What you will do: Copy out all lines with the word "this" in them.

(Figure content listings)

********************

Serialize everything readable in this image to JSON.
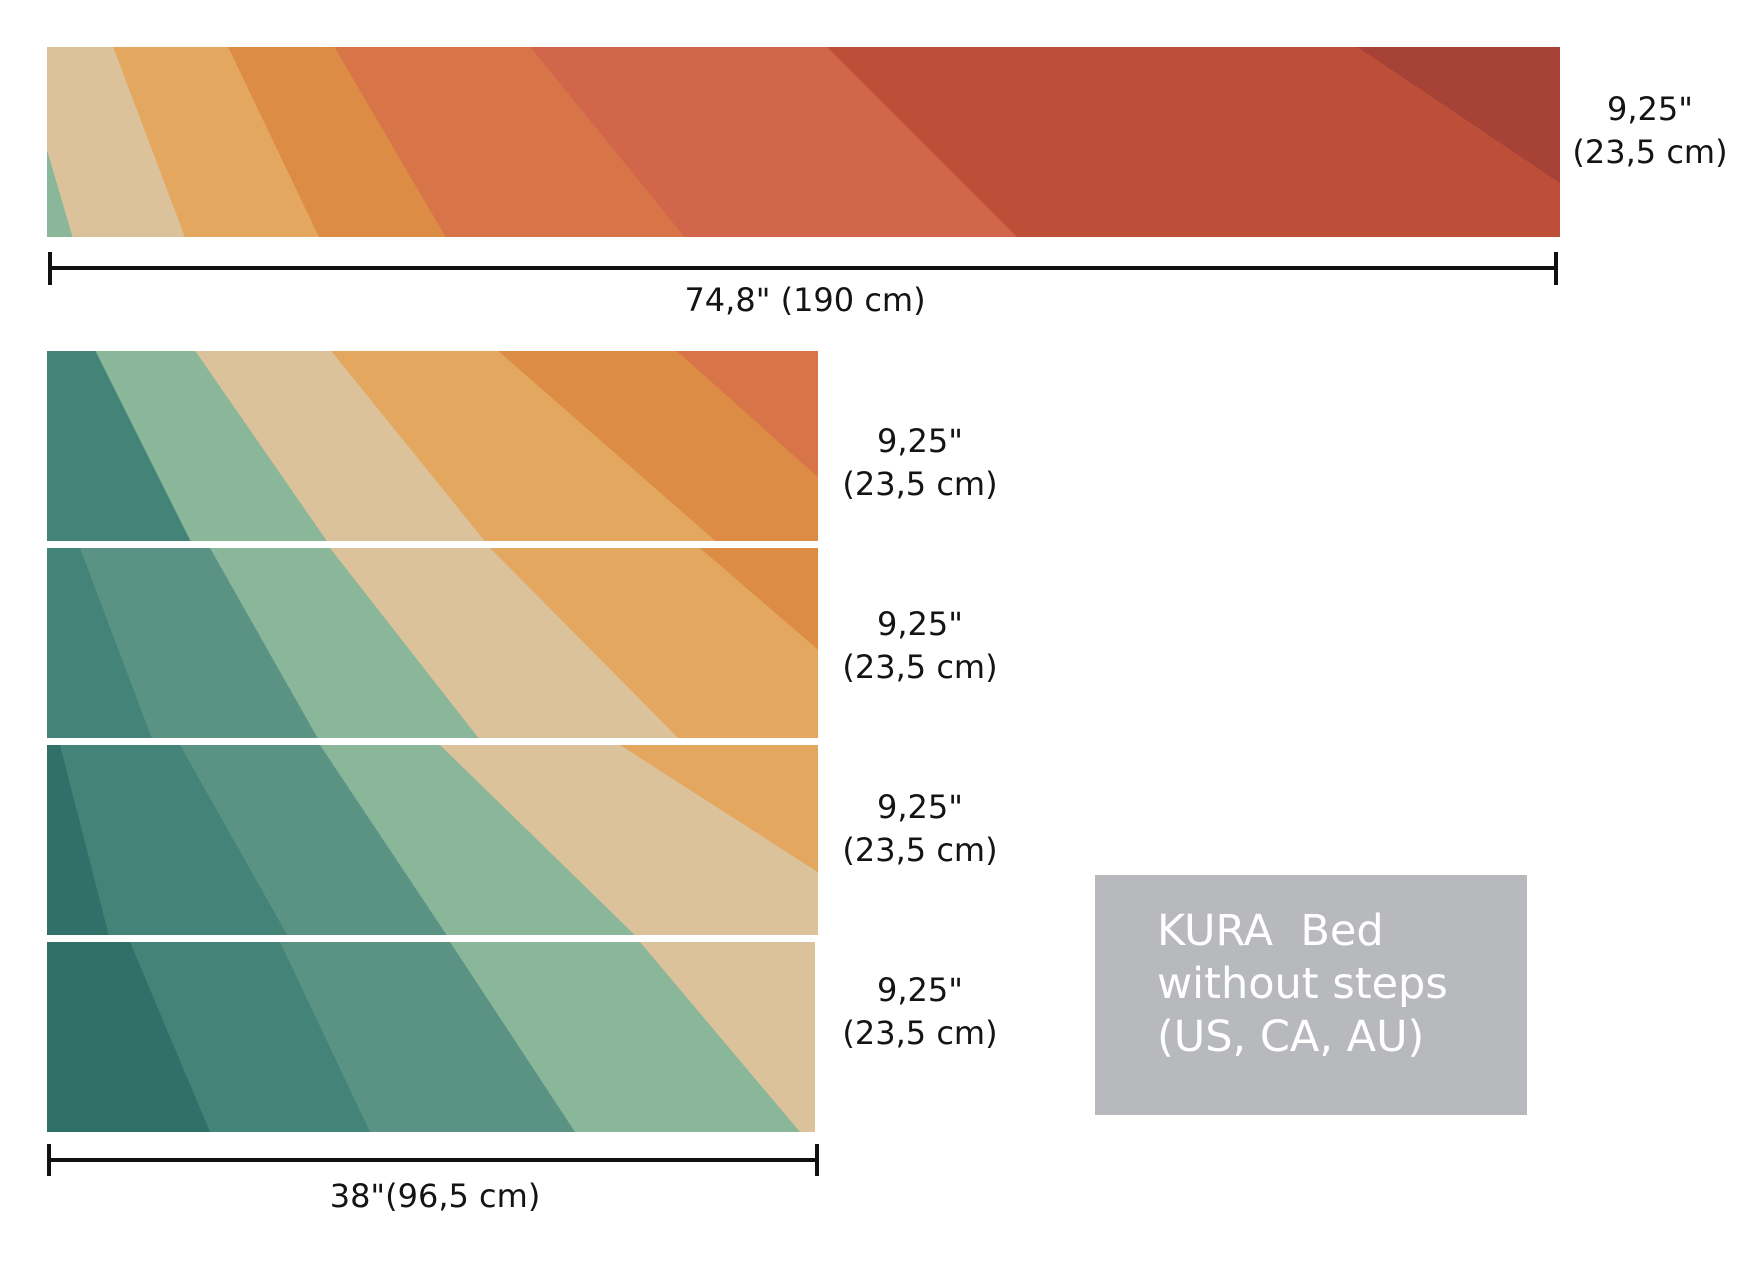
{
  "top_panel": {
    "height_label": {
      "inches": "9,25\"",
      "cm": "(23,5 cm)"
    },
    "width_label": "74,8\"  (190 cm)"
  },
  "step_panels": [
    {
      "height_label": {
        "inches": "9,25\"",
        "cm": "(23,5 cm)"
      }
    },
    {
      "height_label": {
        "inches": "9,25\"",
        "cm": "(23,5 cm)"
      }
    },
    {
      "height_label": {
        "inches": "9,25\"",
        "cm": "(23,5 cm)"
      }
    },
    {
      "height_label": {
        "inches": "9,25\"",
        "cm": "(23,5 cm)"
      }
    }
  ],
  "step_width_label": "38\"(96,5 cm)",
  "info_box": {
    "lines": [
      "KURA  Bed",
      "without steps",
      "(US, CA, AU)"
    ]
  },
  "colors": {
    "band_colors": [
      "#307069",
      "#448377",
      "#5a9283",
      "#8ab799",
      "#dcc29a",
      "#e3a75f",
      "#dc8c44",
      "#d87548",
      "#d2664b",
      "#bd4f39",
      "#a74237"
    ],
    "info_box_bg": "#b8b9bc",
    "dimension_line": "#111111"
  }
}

********************

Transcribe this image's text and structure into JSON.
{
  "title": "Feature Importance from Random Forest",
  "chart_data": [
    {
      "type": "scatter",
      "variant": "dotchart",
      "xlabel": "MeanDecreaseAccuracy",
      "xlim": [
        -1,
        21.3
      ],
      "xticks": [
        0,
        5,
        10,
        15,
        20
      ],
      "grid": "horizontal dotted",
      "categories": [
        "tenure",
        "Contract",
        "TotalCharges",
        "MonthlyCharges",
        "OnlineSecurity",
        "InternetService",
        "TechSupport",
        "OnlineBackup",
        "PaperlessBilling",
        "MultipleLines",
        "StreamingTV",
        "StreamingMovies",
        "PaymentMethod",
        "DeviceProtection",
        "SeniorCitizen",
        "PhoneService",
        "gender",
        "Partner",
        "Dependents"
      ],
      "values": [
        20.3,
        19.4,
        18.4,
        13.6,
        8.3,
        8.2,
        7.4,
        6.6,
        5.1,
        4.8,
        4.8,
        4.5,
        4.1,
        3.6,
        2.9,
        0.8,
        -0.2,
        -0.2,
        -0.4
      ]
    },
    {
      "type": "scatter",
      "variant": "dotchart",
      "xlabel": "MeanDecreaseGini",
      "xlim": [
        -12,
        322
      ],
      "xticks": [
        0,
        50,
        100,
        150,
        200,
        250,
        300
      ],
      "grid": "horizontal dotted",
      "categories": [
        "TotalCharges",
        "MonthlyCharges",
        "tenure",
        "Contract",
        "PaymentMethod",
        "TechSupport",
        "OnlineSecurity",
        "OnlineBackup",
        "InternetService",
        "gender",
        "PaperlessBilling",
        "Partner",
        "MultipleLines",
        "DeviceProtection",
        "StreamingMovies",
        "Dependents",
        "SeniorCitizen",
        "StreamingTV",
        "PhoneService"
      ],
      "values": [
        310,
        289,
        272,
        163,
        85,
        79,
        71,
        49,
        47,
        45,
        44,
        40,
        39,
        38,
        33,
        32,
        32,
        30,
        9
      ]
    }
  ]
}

********************

Solution to the problem:
Serialize everything readable in this image to JSON.
Transcribe this image's text and structure into JSON.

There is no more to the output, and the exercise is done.